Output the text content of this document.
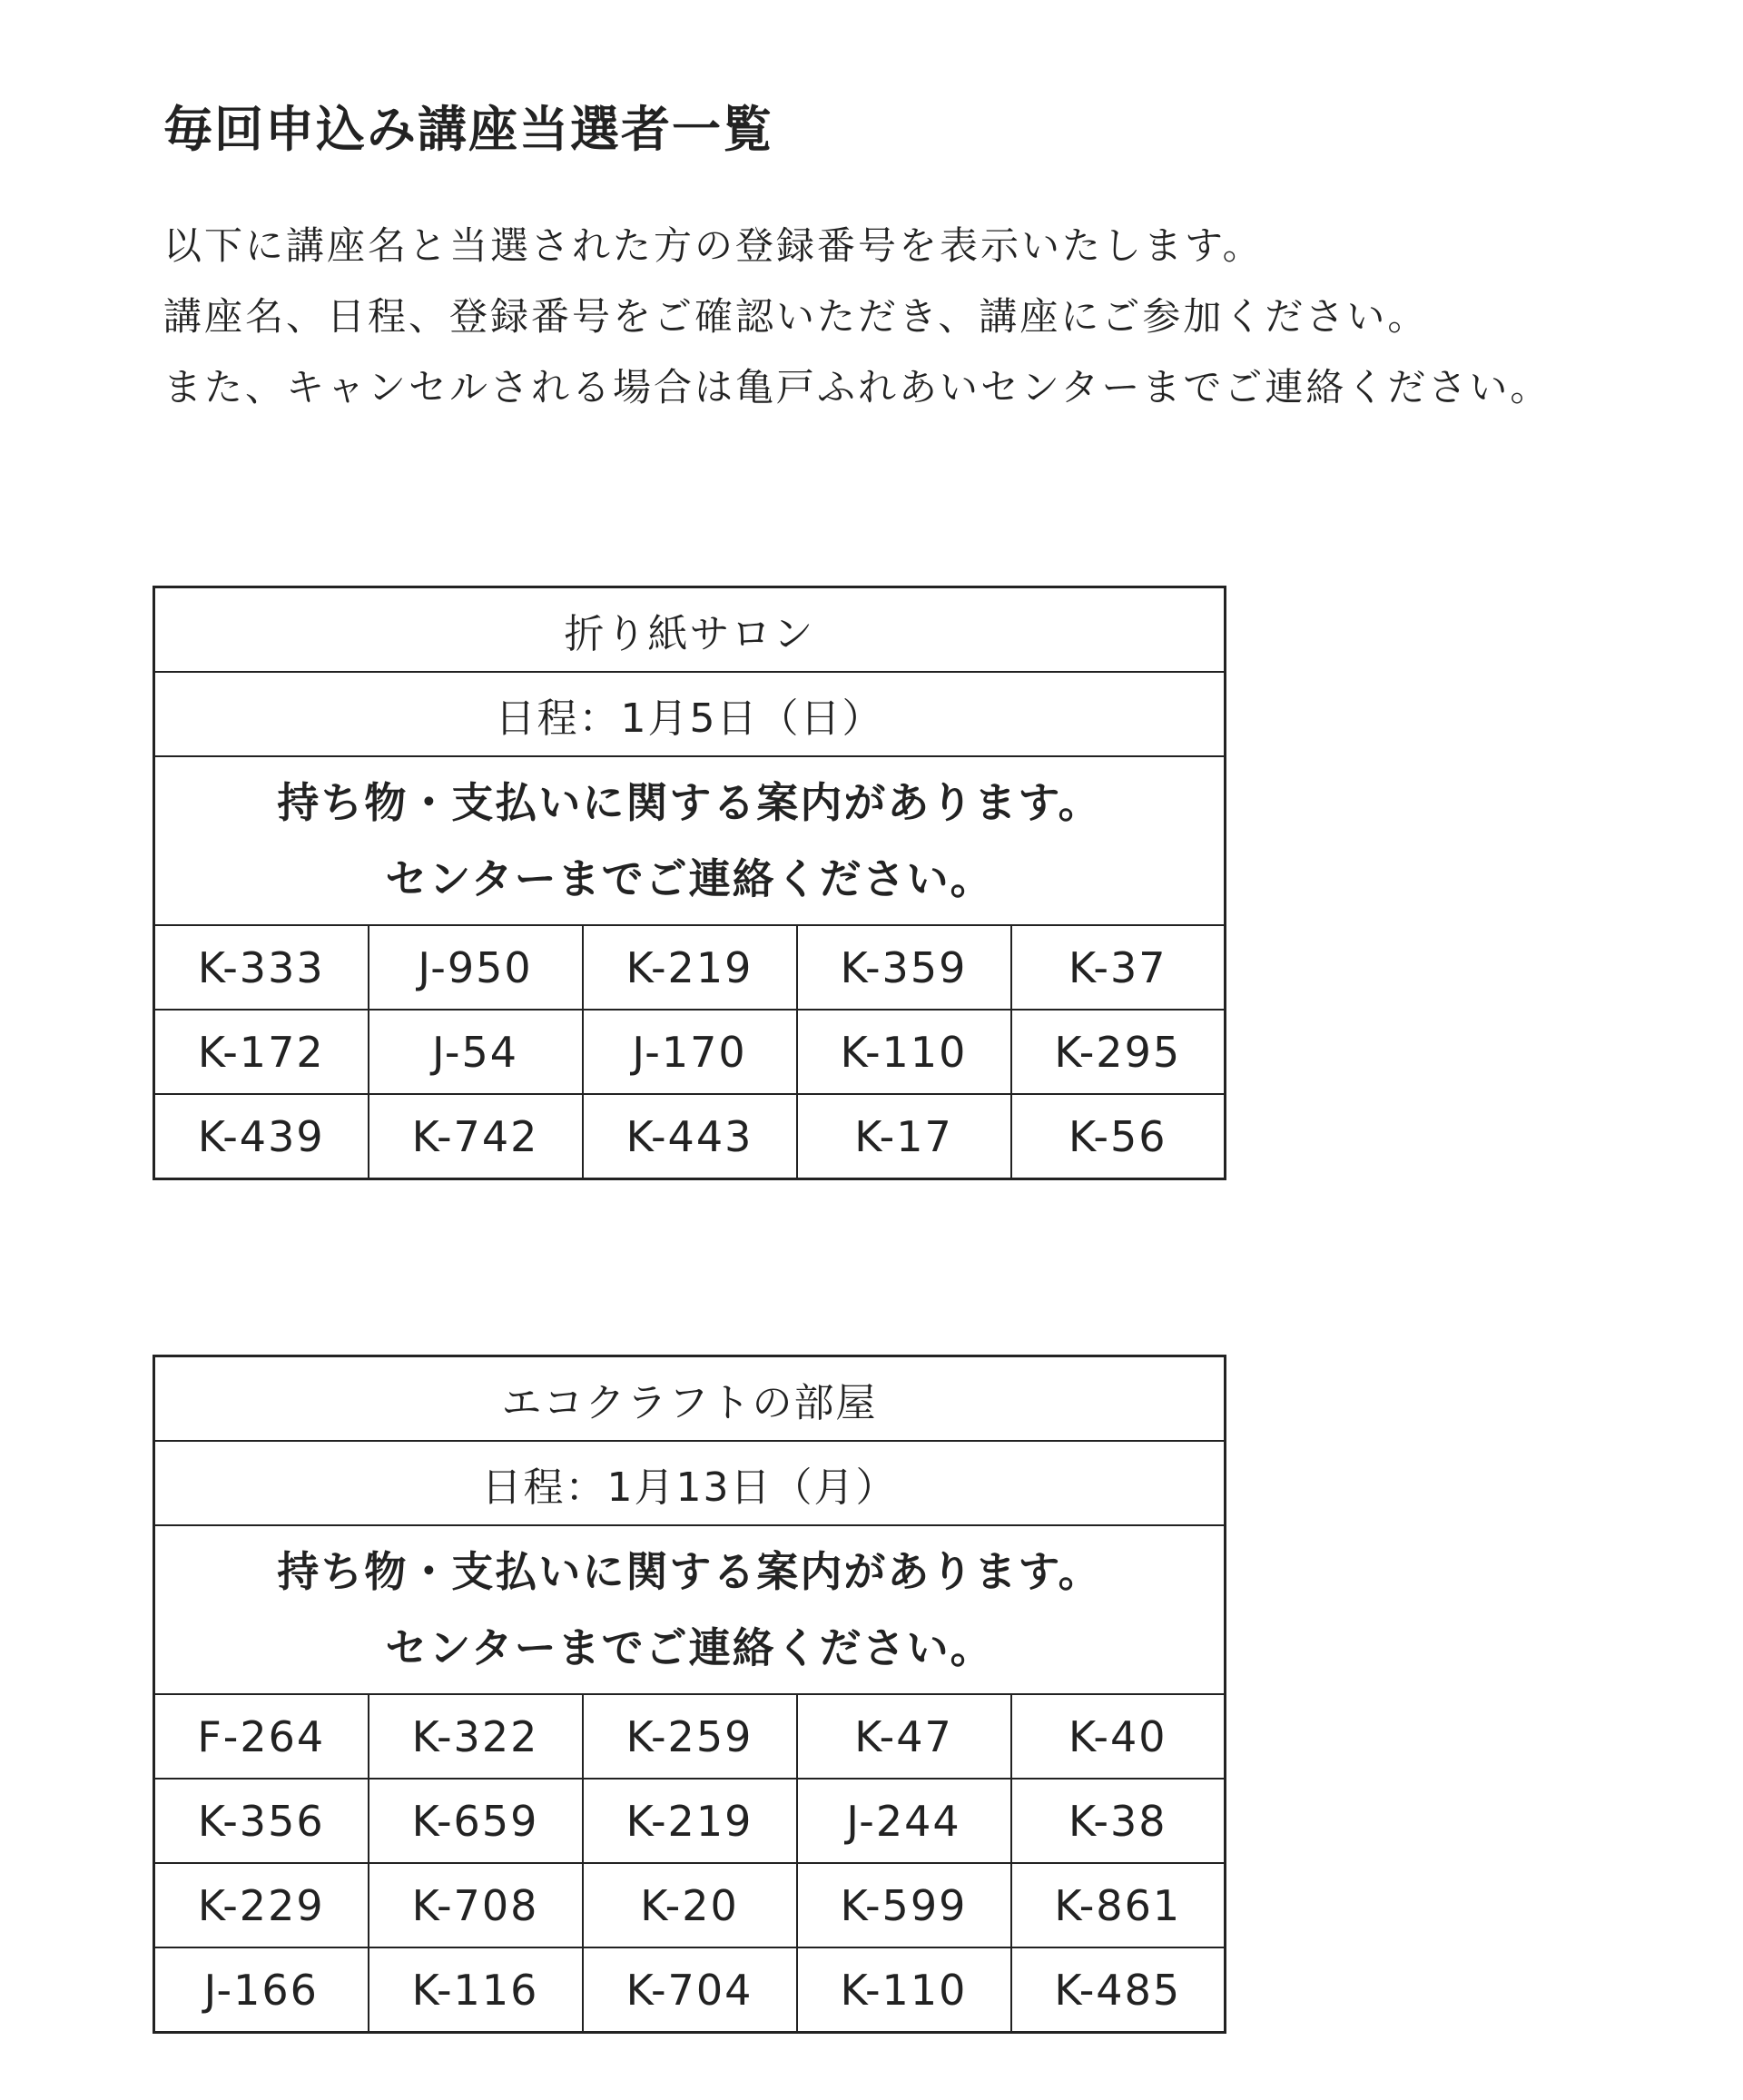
毎回申込み講座当選者一覧

以下に講座名と当選された方の登録番号を表示いたします。
講座名、日程、登録番号をご確認いただき、講座にご参加ください。
また、キャンセルされる場合は亀戸ふれあいセンターまでご連絡ください。

折り紙サロン				
日程：1月5日（日）				

持ち物・支払いに関する案内があります。
センターまでご連絡ください。				

K-333	J-950	K-219	K-359	K-37
K-172	J-54	J-170	K-110	K-295
K-439	K-742	K-443	K-17	K-56
エコクラフトの部屋				
日程：1月13日（月）				

持ち物・支払いに関する案内があります。
センターまでご連絡ください。				

F-264	K-322	K-259	K-47	K-40
K-356	K-659	K-219	J-244	K-38
K-229	K-708	K-20	K-599	K-861
J-166	K-116	K-704	K-110	K-485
= = = = =
Give the entries again without a single change, but with no pictures.

ANSWER TO THE EXERCISE:
Output the text content of this document.
毎回申込み講座当選者一覧

以下に講座名と当選された方の登録番号を表示いたします。
講座名、日程、登録番号をご確認いただき、講座にご参加ください。
また、キャンセルされる場合は亀戸ふれあいセンターまでご連絡ください。

折り紙サロン				
日程：1月5日（日）				

持ち物・支払いに関する案内があります。
センターまでご連絡ください。				

K-333	J-950	K-219	K-359	K-37
K-172	J-54	J-170	K-110	K-295
K-439	K-742	K-443	K-17	K-56
エコクラフトの部屋				
日程：1月13日（月）				

持ち物・支払いに関する案内があります。
センターまでご連絡ください。				

F-264	K-322	K-259	K-47	K-40
K-356	K-659	K-219	J-244	K-38
K-229	K-708	K-20	K-599	K-861
J-166	K-116	K-704	K-110	K-485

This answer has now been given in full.